(Stored records)
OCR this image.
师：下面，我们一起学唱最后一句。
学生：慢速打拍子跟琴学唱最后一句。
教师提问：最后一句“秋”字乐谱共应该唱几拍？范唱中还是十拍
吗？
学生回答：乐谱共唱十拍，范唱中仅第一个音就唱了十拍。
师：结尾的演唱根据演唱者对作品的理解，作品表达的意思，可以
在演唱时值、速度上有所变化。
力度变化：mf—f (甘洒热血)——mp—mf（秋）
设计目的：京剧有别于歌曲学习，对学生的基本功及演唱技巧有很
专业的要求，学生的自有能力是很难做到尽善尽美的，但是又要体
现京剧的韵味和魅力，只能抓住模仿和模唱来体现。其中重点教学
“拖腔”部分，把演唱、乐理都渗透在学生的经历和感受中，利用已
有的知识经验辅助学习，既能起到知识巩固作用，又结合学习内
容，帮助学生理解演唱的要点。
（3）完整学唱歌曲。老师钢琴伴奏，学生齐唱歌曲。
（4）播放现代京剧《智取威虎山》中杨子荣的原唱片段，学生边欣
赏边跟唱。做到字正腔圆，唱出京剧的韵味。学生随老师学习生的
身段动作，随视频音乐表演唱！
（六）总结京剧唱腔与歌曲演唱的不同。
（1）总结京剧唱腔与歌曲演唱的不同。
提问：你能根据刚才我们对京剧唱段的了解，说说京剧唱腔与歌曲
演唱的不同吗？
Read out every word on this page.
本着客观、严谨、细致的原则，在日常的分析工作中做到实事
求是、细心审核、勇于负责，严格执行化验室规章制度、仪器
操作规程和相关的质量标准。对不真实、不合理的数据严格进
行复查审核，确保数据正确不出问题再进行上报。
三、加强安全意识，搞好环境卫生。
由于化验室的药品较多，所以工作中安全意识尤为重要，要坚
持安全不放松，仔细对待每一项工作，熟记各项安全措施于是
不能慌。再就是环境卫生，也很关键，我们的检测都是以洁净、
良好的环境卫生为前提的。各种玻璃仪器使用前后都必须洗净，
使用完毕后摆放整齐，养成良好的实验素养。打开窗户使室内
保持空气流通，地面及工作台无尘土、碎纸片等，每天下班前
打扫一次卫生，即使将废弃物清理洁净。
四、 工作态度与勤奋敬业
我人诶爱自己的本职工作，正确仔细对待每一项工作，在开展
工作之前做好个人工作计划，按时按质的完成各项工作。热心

Exercise brief -
Take each line containing the string "总结京剧唱腔与歌曲演唱的不同" and copy it out.

Task response -
（六）总结京剧唱腔与歌曲演唱的不同。
（1）总结京剧唱腔与歌曲演唱的不同。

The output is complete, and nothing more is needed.